══ RECORD EXCERPTS ══

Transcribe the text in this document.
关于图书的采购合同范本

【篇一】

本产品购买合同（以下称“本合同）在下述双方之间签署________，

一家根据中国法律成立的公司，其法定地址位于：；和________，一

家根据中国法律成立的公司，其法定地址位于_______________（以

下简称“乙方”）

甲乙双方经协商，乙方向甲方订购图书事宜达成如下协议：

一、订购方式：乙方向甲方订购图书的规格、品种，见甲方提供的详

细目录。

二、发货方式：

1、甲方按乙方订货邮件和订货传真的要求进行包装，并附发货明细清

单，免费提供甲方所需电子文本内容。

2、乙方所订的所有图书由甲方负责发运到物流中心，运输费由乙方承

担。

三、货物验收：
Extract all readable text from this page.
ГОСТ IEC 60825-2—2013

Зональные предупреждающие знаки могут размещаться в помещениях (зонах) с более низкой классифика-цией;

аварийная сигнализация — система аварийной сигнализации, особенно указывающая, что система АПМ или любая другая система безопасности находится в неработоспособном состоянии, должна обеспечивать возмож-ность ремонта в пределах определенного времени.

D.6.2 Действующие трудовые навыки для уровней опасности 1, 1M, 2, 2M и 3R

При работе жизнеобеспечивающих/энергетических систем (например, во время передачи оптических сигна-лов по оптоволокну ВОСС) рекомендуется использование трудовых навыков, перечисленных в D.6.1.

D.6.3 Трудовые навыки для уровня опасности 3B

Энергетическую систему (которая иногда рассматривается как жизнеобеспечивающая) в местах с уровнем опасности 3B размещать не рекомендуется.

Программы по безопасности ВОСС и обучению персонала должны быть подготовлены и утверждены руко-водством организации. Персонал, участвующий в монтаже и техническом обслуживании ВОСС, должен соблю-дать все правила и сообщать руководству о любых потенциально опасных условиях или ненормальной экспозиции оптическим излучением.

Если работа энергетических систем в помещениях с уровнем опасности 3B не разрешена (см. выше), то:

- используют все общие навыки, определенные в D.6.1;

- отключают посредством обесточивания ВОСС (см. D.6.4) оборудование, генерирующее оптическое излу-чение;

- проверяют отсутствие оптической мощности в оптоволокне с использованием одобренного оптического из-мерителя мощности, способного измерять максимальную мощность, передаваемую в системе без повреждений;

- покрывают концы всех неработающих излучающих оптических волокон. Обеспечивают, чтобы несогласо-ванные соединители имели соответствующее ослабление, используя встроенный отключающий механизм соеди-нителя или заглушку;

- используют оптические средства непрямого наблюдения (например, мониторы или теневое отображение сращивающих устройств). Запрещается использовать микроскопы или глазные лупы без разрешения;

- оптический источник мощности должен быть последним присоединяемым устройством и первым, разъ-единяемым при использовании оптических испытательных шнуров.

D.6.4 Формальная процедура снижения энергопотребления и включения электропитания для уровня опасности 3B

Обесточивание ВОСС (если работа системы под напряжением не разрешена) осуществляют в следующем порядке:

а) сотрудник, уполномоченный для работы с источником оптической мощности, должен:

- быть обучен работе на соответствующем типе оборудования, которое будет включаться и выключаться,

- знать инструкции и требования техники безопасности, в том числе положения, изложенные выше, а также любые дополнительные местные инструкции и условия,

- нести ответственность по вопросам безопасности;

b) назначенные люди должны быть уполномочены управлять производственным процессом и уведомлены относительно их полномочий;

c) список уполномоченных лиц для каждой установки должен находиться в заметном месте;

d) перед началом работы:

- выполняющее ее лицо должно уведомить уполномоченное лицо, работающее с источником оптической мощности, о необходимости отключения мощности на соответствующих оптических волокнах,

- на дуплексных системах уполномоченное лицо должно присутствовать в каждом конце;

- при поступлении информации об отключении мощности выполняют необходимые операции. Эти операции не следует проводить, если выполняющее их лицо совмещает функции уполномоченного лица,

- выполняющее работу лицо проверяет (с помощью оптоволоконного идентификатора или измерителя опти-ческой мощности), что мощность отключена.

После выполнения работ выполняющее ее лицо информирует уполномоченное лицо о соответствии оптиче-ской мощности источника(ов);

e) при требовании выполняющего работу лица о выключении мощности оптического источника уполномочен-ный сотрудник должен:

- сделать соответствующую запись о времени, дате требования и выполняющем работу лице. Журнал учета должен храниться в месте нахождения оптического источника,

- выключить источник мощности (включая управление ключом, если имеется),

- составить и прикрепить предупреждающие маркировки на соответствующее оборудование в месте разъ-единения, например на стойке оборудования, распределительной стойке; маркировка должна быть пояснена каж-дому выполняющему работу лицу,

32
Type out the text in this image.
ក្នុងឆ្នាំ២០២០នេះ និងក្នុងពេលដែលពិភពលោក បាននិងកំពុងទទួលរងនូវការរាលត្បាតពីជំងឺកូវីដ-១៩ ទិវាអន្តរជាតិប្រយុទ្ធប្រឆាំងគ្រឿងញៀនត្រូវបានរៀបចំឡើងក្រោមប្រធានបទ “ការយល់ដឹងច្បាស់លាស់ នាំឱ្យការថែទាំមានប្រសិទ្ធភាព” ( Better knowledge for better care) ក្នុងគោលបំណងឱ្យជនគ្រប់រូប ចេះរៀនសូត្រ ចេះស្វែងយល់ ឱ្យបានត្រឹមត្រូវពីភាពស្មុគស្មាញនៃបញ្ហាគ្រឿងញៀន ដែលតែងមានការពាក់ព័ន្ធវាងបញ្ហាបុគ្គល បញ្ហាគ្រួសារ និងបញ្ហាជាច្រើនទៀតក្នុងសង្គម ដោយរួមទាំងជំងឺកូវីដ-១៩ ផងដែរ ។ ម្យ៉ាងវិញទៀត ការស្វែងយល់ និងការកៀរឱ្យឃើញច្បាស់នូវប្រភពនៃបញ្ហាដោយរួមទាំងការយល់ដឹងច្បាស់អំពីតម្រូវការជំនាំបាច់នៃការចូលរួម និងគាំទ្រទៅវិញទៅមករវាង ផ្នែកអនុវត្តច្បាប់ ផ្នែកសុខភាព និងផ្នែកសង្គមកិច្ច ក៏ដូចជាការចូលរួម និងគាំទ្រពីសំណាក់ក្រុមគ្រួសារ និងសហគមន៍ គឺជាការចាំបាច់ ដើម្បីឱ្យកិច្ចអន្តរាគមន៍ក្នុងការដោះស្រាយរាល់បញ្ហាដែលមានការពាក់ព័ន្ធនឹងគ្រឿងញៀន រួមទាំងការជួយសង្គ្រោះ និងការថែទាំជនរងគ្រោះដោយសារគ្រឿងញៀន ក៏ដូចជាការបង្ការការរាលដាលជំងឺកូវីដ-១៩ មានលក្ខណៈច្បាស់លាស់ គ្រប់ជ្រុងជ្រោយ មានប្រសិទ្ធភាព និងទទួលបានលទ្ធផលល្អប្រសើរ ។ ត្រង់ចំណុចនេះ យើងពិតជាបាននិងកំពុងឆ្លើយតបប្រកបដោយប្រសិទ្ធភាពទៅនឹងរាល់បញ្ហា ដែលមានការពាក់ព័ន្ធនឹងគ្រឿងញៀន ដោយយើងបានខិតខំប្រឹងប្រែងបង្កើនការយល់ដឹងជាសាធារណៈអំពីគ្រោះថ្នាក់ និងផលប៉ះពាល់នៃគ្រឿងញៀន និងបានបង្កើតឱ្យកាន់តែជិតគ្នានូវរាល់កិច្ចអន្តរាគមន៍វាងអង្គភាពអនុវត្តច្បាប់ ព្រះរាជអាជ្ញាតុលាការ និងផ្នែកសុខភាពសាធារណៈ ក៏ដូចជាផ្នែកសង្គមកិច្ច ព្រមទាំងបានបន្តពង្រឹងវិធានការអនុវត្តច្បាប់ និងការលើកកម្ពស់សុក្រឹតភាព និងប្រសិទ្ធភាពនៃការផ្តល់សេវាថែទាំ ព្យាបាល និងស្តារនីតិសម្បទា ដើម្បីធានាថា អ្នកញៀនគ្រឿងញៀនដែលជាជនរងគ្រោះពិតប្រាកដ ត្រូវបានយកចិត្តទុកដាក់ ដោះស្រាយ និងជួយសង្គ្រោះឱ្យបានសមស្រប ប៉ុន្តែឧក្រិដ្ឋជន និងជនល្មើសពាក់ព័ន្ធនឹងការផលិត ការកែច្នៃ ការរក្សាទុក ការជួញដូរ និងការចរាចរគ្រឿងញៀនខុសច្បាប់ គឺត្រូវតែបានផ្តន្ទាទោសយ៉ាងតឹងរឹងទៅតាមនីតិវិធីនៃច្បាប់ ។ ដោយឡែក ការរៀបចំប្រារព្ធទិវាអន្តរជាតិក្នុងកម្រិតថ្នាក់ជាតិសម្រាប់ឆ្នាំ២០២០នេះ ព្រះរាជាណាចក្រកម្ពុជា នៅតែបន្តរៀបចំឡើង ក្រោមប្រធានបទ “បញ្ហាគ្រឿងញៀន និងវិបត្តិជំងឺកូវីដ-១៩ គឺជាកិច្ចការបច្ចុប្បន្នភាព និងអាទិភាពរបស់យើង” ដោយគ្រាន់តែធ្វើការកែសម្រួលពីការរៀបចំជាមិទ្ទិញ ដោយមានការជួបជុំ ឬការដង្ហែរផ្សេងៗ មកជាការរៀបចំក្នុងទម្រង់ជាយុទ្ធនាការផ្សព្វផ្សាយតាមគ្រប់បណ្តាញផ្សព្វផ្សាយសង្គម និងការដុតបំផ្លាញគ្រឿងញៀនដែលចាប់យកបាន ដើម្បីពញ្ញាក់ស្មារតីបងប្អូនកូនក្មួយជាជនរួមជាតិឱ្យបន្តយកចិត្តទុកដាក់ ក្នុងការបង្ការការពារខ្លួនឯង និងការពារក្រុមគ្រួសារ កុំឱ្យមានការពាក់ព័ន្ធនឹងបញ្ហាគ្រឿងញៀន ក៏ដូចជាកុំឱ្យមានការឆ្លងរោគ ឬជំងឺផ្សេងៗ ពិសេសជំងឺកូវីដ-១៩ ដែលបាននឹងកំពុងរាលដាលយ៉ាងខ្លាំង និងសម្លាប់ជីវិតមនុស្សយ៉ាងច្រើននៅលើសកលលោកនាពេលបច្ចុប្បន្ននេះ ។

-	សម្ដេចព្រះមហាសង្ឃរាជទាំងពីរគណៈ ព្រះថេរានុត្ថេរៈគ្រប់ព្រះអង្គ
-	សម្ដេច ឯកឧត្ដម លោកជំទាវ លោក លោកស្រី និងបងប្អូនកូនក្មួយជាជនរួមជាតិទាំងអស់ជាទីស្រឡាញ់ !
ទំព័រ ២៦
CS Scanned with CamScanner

═══

> _WORK TO COMPLETE_: Count every line of the records that holds the string "работы". Write only the total.

> _EXERCISE RESULT_: 2